Stated task:
Skip every line before the one containing "Type out the text in this image.", then copy that line and the rest of the entries below exactly, through the last line.

╭─ Records for the exercise

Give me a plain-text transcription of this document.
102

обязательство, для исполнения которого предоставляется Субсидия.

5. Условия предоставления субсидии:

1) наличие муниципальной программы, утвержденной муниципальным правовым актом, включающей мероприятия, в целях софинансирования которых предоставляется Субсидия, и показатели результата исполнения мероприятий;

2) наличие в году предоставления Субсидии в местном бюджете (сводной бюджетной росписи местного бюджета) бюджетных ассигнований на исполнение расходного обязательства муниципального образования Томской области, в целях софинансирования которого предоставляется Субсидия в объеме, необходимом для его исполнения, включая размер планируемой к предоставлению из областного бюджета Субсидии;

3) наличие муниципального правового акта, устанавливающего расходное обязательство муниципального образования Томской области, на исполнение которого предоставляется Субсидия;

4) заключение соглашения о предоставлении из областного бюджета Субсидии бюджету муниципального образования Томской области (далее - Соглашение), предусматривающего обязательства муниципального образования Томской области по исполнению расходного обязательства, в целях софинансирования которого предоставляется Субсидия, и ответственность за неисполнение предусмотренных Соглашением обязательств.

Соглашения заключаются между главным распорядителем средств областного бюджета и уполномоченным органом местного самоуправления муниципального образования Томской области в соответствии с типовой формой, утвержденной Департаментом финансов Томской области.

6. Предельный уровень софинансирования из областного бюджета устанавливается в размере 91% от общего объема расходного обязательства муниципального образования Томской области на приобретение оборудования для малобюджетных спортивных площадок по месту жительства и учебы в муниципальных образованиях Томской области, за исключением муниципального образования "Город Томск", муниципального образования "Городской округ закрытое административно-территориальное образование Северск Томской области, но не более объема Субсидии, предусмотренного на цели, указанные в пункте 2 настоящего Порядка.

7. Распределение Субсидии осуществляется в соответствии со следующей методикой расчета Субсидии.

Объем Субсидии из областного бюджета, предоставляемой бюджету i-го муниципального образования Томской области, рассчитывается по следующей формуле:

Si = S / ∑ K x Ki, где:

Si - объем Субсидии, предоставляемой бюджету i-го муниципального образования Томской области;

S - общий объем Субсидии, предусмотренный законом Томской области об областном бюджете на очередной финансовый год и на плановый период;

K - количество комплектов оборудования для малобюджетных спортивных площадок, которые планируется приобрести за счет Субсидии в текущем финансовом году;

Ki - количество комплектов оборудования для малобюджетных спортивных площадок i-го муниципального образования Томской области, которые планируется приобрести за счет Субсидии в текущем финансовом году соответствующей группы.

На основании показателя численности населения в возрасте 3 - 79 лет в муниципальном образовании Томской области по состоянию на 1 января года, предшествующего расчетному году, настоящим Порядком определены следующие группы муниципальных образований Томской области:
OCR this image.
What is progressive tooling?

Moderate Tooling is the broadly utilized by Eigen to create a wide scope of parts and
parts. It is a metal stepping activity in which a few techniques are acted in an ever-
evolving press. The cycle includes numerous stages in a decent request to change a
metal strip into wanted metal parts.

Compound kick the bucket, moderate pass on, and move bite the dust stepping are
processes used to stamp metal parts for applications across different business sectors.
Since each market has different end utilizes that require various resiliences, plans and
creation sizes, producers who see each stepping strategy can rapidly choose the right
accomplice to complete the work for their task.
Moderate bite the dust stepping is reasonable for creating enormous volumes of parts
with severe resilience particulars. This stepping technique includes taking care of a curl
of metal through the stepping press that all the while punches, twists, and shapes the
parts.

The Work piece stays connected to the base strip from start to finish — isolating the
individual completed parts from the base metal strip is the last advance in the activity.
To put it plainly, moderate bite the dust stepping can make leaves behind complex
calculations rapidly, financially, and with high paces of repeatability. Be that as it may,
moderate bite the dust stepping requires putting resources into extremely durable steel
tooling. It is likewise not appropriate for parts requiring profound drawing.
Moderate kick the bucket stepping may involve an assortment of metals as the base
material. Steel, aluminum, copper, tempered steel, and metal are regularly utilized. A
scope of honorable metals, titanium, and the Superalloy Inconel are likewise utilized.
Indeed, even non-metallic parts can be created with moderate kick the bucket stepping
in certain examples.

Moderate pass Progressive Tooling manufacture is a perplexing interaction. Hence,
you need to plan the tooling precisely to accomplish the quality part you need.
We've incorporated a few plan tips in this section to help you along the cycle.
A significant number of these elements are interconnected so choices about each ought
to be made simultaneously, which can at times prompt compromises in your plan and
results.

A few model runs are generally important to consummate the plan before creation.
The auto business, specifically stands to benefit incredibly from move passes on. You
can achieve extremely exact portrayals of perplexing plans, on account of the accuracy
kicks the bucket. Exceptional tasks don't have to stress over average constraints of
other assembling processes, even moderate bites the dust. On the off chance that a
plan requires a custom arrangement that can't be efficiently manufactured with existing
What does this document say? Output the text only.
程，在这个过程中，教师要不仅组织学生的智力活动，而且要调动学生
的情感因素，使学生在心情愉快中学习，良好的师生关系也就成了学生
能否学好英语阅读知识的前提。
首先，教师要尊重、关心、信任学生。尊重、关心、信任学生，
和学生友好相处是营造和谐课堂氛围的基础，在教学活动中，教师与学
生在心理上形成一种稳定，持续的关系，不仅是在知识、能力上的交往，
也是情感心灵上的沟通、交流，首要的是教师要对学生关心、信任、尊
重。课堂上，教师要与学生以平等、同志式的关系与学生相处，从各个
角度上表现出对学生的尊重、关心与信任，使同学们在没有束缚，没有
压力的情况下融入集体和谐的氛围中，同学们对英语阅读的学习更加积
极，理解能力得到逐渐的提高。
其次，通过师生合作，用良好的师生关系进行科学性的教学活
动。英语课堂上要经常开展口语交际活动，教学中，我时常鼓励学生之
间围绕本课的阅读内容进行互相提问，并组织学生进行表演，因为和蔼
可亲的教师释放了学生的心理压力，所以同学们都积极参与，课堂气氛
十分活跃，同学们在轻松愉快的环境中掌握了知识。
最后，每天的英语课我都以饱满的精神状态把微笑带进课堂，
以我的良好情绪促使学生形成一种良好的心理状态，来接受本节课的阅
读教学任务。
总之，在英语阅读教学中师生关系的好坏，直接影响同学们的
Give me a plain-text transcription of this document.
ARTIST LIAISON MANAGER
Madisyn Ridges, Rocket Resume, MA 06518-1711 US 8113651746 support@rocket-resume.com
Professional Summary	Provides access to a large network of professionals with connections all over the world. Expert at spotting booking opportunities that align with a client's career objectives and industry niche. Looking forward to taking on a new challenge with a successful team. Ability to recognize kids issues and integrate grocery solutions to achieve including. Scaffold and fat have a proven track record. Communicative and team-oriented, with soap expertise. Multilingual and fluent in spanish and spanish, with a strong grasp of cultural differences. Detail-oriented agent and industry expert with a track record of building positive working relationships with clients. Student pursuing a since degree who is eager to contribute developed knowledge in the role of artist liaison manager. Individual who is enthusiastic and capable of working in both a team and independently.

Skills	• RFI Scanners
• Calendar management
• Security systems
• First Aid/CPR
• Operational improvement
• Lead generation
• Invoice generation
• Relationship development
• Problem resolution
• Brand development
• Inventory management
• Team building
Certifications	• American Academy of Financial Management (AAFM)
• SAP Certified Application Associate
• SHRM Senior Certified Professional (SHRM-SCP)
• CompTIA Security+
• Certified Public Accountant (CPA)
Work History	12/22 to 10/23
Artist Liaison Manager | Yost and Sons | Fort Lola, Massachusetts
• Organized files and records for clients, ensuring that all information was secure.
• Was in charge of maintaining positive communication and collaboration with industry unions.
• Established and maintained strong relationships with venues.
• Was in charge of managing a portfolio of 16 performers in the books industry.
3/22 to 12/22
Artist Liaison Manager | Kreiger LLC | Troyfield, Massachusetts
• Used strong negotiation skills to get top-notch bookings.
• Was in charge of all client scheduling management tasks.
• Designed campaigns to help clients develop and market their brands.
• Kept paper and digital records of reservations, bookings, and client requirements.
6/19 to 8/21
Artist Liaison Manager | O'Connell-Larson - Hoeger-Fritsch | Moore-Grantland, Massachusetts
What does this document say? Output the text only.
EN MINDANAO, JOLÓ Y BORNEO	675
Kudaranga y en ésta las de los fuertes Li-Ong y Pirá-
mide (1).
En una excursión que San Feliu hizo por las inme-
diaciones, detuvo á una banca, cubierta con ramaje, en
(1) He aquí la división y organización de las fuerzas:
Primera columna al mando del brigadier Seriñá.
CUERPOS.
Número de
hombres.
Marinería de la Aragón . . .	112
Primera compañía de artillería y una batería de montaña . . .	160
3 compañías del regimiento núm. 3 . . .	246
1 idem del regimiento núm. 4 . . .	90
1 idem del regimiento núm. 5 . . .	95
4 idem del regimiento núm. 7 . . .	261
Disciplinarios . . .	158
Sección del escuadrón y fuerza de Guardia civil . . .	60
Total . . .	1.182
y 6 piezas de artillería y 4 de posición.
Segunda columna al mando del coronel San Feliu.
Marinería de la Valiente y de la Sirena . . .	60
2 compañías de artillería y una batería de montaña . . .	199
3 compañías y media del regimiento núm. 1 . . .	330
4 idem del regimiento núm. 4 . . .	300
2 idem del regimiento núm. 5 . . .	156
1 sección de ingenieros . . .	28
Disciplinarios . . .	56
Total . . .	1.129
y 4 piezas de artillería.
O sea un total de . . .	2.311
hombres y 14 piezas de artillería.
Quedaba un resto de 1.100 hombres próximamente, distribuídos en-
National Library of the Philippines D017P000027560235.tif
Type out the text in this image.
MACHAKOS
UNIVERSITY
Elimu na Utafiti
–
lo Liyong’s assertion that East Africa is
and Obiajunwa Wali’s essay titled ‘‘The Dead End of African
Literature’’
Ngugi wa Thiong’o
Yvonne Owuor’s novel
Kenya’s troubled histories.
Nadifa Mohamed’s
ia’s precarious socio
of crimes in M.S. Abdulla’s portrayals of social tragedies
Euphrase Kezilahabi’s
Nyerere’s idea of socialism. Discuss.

╰─

Result of the task:
Type out the text in this image.
MACHAKOS
UNIVERSITY
Elimu na Utafiti
–
lo Liyong’s assertion that East Africa is
and Obiajunwa Wali’s essay titled ‘‘The Dead End of African
Literature’’
Ngugi wa Thiong’o
Yvonne Owuor’s novel
Kenya’s troubled histories.
Nadifa Mohamed’s
ia’s precarious socio
of crimes in M.S. Abdulla’s portrayals of social tragedies
Euphrase Kezilahabi’s
Nyerere’s idea of socialism. Discuss.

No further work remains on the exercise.